[BEGIN DATA TO USE]

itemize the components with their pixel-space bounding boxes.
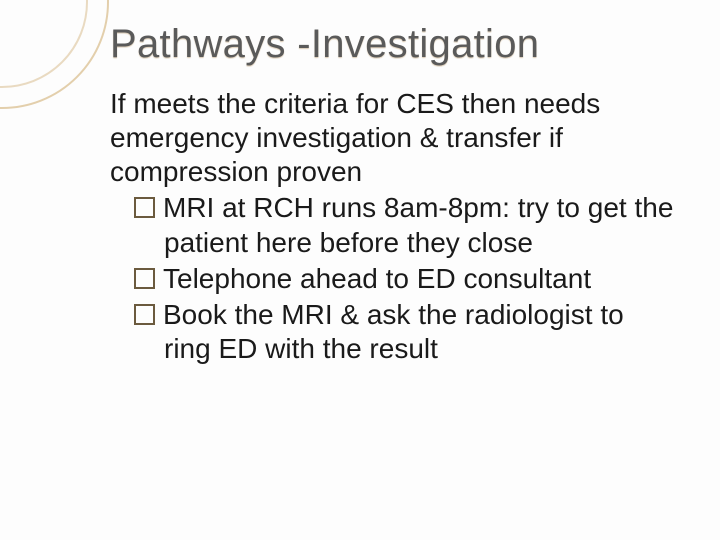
- bullet-item: Telephone ahead to ED consultant: [110, 262, 675, 296]
- slide-title: Pathways -Investigation: [110, 22, 675, 67]
- bullet-item: Book the MRI & ask the radiologist to ri…: [110, 298, 675, 366]
- checkbox-icon: [134, 268, 155, 289]
- checkbox-icon: [134, 304, 155, 325]
- bullet-text: Book the MRI & ask the radiologist to ri…: [163, 299, 624, 364]
- bullet-text: Telephone ahead to ED consultant: [163, 263, 591, 294]
- bullet-text: MRI at RCH runs 8am-8pm: try to get the …: [163, 192, 673, 257]
- slide-content: Pathways -Investigation If meets the cri…: [0, 0, 720, 540]
- bullet-item: MRI at RCH runs 8am-8pm: try to get the …: [110, 191, 675, 259]
- intro-paragraph: If meets the criteria for CES then needs…: [110, 87, 675, 189]
- slide-body: If meets the criteria for CES then needs…: [110, 87, 675, 366]
- checkbox-icon: [134, 197, 155, 218]
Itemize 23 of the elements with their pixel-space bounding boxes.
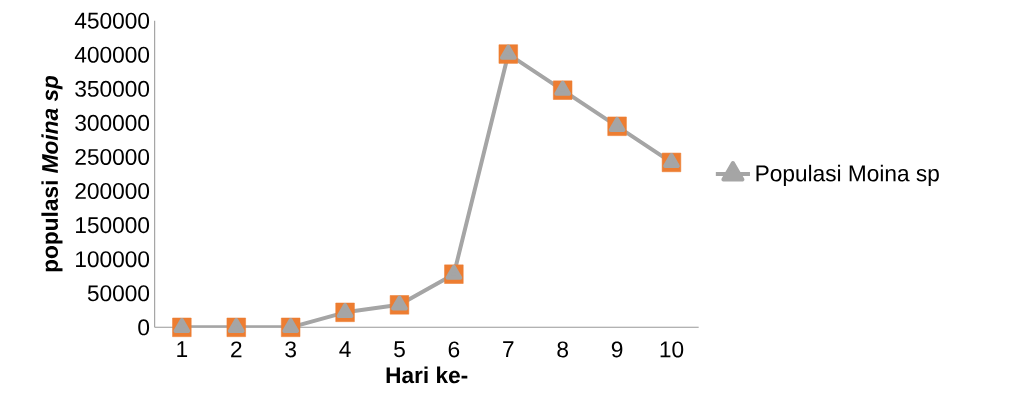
y-tick-label: 50000	[87, 285, 150, 302]
y-tick-label: 400000	[74, 46, 150, 63]
x-tick-label: 7	[503, 341, 514, 357]
x-tick-label: 1	[177, 341, 188, 357]
x-tick-label: 3	[285, 341, 296, 358]
x-tick-label: 5	[394, 341, 405, 358]
x-tick-label: 2	[231, 341, 242, 358]
x-tick-label: 8	[557, 341, 568, 358]
x-tick-label: 10	[660, 341, 684, 358]
y-axis-title: populasi Moina sp	[41, 75, 63, 272]
x-tick-label: 4	[339, 341, 351, 357]
y-tick-label: 450000	[74, 12, 150, 29]
y-tick-label: 350000	[75, 80, 150, 97]
x-tick-label: 6	[448, 341, 460, 358]
x-tick-label: 9	[611, 341, 623, 358]
y-tick-label: 250000	[75, 148, 150, 165]
y-tick-label: 0	[138, 319, 150, 336]
y-tick-label: 300000	[75, 114, 150, 131]
y-tick-label: 200000	[75, 183, 150, 200]
legend-label: Populasi Moina sp	[756, 164, 939, 186]
y-tick-label: 150000	[76, 217, 150, 234]
x-axis-title: Hari ke-	[386, 366, 468, 384]
y-tick-label: 100000	[76, 251, 150, 268]
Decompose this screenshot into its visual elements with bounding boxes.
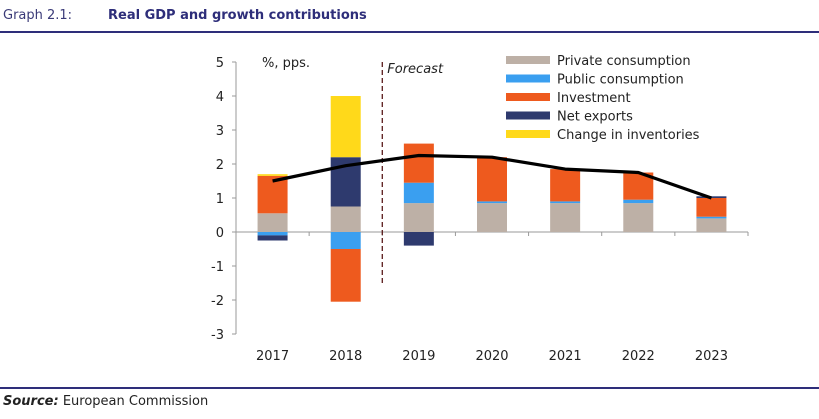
y-tick-label: 2 xyxy=(216,158,224,173)
bar-investment-2018 xyxy=(330,249,361,302)
x-tick-label: 2019 xyxy=(402,349,435,364)
legend-swatch-investment xyxy=(506,93,550,101)
legend-swatch-change-in-inventories xyxy=(506,130,550,138)
x-tick-label: 2017 xyxy=(256,349,289,364)
y-tick-label: 1 xyxy=(216,192,224,207)
legend-label-public-consumption: Public consumption xyxy=(557,73,684,88)
legend-swatch-net-exports xyxy=(506,111,550,120)
bar-public-consumption-2019 xyxy=(403,182,434,204)
bar-private-consumption-2022 xyxy=(623,203,654,232)
bar-private-consumption-2018 xyxy=(330,206,361,232)
x-tick-label: 2022 xyxy=(622,349,655,364)
gdp-line xyxy=(272,153,712,200)
bottom-divider xyxy=(0,387,819,389)
bar-public-consumption-2022 xyxy=(623,199,654,204)
chart-svg: 5 4 3 2 1 0 -1 -2 -3 2017 2018 2019 2020 2021 2022 2023… xyxy=(211,54,749,364)
chart-area: 5 4 3 2 1 0 -1 -2 -3 2017 2018 2019 2020 2021 2022 2023… xyxy=(0,40,819,380)
x-tick-label: 2021 xyxy=(549,349,582,364)
bar-private-consumption-2020 xyxy=(477,203,507,232)
bar-net-exports-2017 xyxy=(257,235,288,241)
bar-investment-2019 xyxy=(403,143,434,183)
y-tick-label: -1 xyxy=(211,260,224,275)
y-tick-label: -3 xyxy=(211,328,224,343)
x-tick-label: 2023 xyxy=(695,349,728,364)
legend-swatch-private-consumption xyxy=(506,56,550,64)
y-tick-label: 4 xyxy=(216,90,224,105)
top-divider xyxy=(0,31,819,33)
forecast-label: Forecast xyxy=(387,62,444,77)
bar-change-in-inventories-2018 xyxy=(330,96,361,158)
legend-label-change-in-inventories: Change in inventories xyxy=(557,128,700,143)
y-tick-label: -2 xyxy=(211,294,224,309)
bar-public-consumption-2023 xyxy=(696,216,727,219)
graph-title: Real GDP and growth contributions xyxy=(108,8,367,23)
source-text: European Commission xyxy=(62,394,209,409)
bar-net-exports-2019 xyxy=(403,232,434,246)
legend-swatch-public-consumption xyxy=(506,74,550,83)
source-label: Source: xyxy=(3,394,59,409)
bar-investment-2020 xyxy=(477,157,507,202)
legend-label-investment: Investment xyxy=(557,91,631,106)
x-tick-label: 2020 xyxy=(475,349,508,364)
legend-label-private-consumption: Private consumption xyxy=(557,54,691,69)
bar-investment-2021 xyxy=(550,169,581,202)
bar-investment-2023 xyxy=(696,198,727,217)
source-note: Source: European Commission xyxy=(3,394,208,409)
bar-private-consumption-2023 xyxy=(696,218,727,232)
y-tick-label: 0 xyxy=(216,226,224,241)
unit-label: %, pps. xyxy=(262,56,310,71)
graph-header: Graph 2.1: Real GDP and growth contribut… xyxy=(0,0,819,34)
bar-change-in-inventories-2017 xyxy=(257,174,288,176)
bar-public-consumption-2017 xyxy=(257,232,288,236)
graph-number: Graph 2.1: xyxy=(3,8,73,23)
bar-public-consumption-2021 xyxy=(550,201,581,204)
bar-private-consumption-2021 xyxy=(550,203,581,232)
y-tick-label: 5 xyxy=(216,56,224,71)
bar-private-consumption-2017 xyxy=(257,213,288,232)
bar-investment-2017 xyxy=(257,175,288,214)
x-tick-label: 2018 xyxy=(329,349,362,364)
bar-public-consumption-2020 xyxy=(477,201,507,204)
bar-public-consumption-2018 xyxy=(330,232,361,249)
bar-private-consumption-2019 xyxy=(403,203,434,232)
y-tick-label: 3 xyxy=(216,124,224,139)
legend-label-net-exports: Net exports xyxy=(557,110,633,125)
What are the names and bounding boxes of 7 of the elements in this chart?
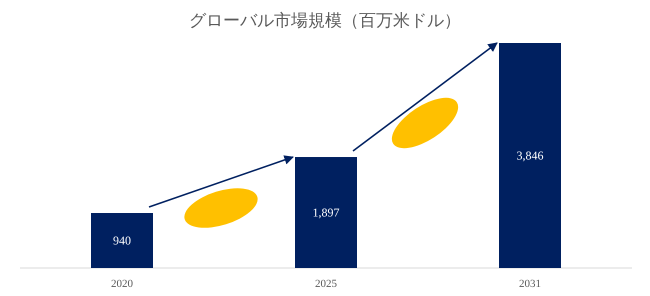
x-tick-label: 2020 [111, 278, 134, 290]
data-label: 1,897 [312, 206, 340, 220]
x-tick-label: 2025 [315, 278, 338, 290]
data-label: 940 [113, 234, 131, 248]
chart-title: グローバル市場規模（百万米ドル） [189, 11, 461, 30]
data-label: 3,846 [516, 148, 544, 162]
x-tick-label: 2031 [519, 278, 541, 290]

[END DATA TO USE]

REQUIREMENT:
Rewrite all the records, swapping each "x-tick-label" for "x-axis-tick" and changing nothing else. Leave the pictures out.

SOLUTION TO THE EXERCISE:
itemize the components with their pixel-space bounding boxes.
- bullet-item: Telephone ahead to ED consultant: [110, 262, 675, 296]
- slide-title: Pathways -Investigation: [110, 22, 675, 67]
- bullet-item: Book the MRI & ask the radiologist to ri…: [110, 298, 675, 366]
- checkbox-icon: [134, 268, 155, 289]
- checkbox-icon: [134, 304, 155, 325]
- bullet-text: Book the MRI & ask the radiologist to ri…: [163, 299, 624, 364]
- bullet-text: Telephone ahead to ED consultant: [163, 263, 591, 294]
- bullet-text: MRI at RCH runs 8am-8pm: try to get the …: [163, 192, 673, 257]
- slide-content: Pathways -Investigation If meets the cri…: [0, 0, 720, 540]
- bullet-item: MRI at RCH runs 8am-8pm: try to get the …: [110, 191, 675, 259]
- intro-paragraph: If meets the criteria for CES then needs…: [110, 87, 675, 189]
- slide-body: If meets the criteria for CES then needs…: [110, 87, 675, 366]
- checkbox-icon: [134, 197, 155, 218]
Itemize 23 of the elements with their pixel-space bounding boxes.
y-tick-label: 50000	[87, 285, 150, 302]
y-tick-label: 400000	[74, 46, 150, 63]
x-axis-tick: 7	[503, 341, 514, 357]
x-axis-tick: 1	[177, 341, 188, 357]
x-axis-tick: 3	[285, 341, 296, 358]
x-axis-tick: 5	[394, 341, 405, 358]
x-axis-tick: 2	[231, 341, 242, 358]
x-axis-tick: 8	[557, 341, 568, 358]
x-axis-tick: 10	[660, 341, 684, 358]
y-axis-title: populasi Moina sp	[41, 75, 63, 272]
x-axis-tick: 4	[339, 341, 351, 357]
y-tick-label: 450000	[74, 12, 150, 29]
y-tick-label: 350000	[75, 80, 150, 97]
x-axis-tick: 6	[448, 341, 460, 358]
x-axis-tick: 9	[611, 341, 623, 358]
y-tick-label: 250000	[75, 148, 150, 165]
y-tick-label: 0	[138, 319, 150, 336]
y-tick-label: 300000	[75, 114, 150, 131]
y-tick-label: 200000	[75, 183, 150, 200]
legend-label: Populasi Moina sp	[756, 164, 939, 186]
y-tick-label: 150000	[76, 217, 150, 234]
x-axis-title: Hari ke-	[386, 366, 468, 384]
y-tick-label: 100000	[76, 251, 150, 268]
Decompose this screenshot into its visual elements with bounding boxes.
y-tick-label: 2 xyxy=(216,158,224,173)
bar-investment-2018 xyxy=(330,249,361,302)
x-axis-tick: 2019 xyxy=(402,349,435,364)
legend-swatch-investment xyxy=(506,93,550,101)
legend-swatch-change-in-inventories xyxy=(506,130,550,138)
x-axis-tick: 2017 xyxy=(256,349,289,364)
y-tick-label: 1 xyxy=(216,192,224,207)
legend-label-public-consumption: Public consumption xyxy=(557,73,684,88)
legend-swatch-net-exports xyxy=(506,111,550,120)
bar-public-consumption-2019 xyxy=(403,182,434,204)
bar-private-consumption-2022 xyxy=(623,203,654,232)
bar-private-consumption-2018 xyxy=(330,206,361,232)
x-axis-tick: 2022 xyxy=(622,349,655,364)
gdp-line xyxy=(272,153,712,200)
bottom-divider xyxy=(0,387,819,389)
bar-public-consumption-2022 xyxy=(623,199,654,204)
chart-svg: 5 4 3 2 1 0 -1 -2 -3 2017 2018 2019 2020 2021 2022 2023… xyxy=(211,54,749,364)
chart-area: 5 4 3 2 1 0 -1 -2 -3 2017 2018 2019 2020 2021 2022 2023… xyxy=(0,40,819,380)
x-axis-tick: 2021 xyxy=(549,349,582,364)
bar-private-consumption-2020 xyxy=(477,203,507,232)
bar-net-exports-2017 xyxy=(257,235,288,241)
bar-investment-2019 xyxy=(403,143,434,183)
y-tick-label: -1 xyxy=(211,260,224,275)
y-tick-label: -3 xyxy=(211,328,224,343)
x-axis-tick: 2023 xyxy=(695,349,728,364)
legend-swatch-private-consumption xyxy=(506,56,550,64)
y-tick-label: 4 xyxy=(216,90,224,105)
top-divider xyxy=(0,31,819,33)
forecast-label: Forecast xyxy=(387,62,444,77)
bar-change-in-inventories-2018 xyxy=(330,96,361,158)
legend-label-change-in-inventories: Change in inventories xyxy=(557,128,700,143)
y-tick-label: -2 xyxy=(211,294,224,309)
bar-public-consumption-2023 xyxy=(696,216,727,219)
graph-title: Real GDP and growth contributions xyxy=(108,8,367,23)
source-text: European Commission xyxy=(62,394,209,409)
bar-net-exports-2019 xyxy=(403,232,434,246)
legend-swatch-public-consumption xyxy=(506,74,550,83)
source-label: Source: xyxy=(3,394,59,409)
bar-investment-2020 xyxy=(477,157,507,202)
legend-label-investment: Investment xyxy=(557,91,631,106)
x-axis-tick: 2020 xyxy=(475,349,508,364)
legend-label-private-consumption: Private consumption xyxy=(557,54,691,69)
bar-investment-2021 xyxy=(550,169,581,202)
bar-investment-2023 xyxy=(696,198,727,217)
source-note: Source: European Commission xyxy=(3,394,208,409)
bar-private-consumption-2023 xyxy=(696,218,727,232)
y-tick-label: 0 xyxy=(216,226,224,241)
unit-label: %, pps. xyxy=(262,56,310,71)
graph-header: Graph 2.1: Real GDP and growth contribut… xyxy=(0,0,819,34)
bar-change-in-inventories-2017 xyxy=(257,174,288,176)
bar-public-consumption-2017 xyxy=(257,232,288,236)
graph-number: Graph 2.1: xyxy=(3,8,73,23)
bar-public-consumption-2021 xyxy=(550,201,581,204)
bar-private-consumption-2021 xyxy=(550,203,581,232)
y-tick-label: 5 xyxy=(216,56,224,71)
bar-private-consumption-2017 xyxy=(257,213,288,232)
bar-investment-2017 xyxy=(257,175,288,214)
x-axis-tick: 2018 xyxy=(329,349,362,364)
bar-public-consumption-2020 xyxy=(477,201,507,204)
bar-public-consumption-2018 xyxy=(330,232,361,249)
bar-private-consumption-2019 xyxy=(403,203,434,232)
y-tick-label: 3 xyxy=(216,124,224,139)
legend-label-net-exports: Net exports xyxy=(557,110,633,125)
What are the names and bounding boxes of 7 of the elements in this chart?
x-axis-tick: 2020 [111, 278, 134, 290]
data-label: 1,897 [312, 206, 340, 220]
x-axis-tick: 2025 [315, 278, 338, 290]
data-label: 940 [113, 234, 131, 248]
chart-title: グローバル市場規模（百万米ドル） [189, 11, 461, 30]
data-label: 3,846 [516, 148, 544, 162]
x-axis-tick: 2031 [519, 278, 541, 290]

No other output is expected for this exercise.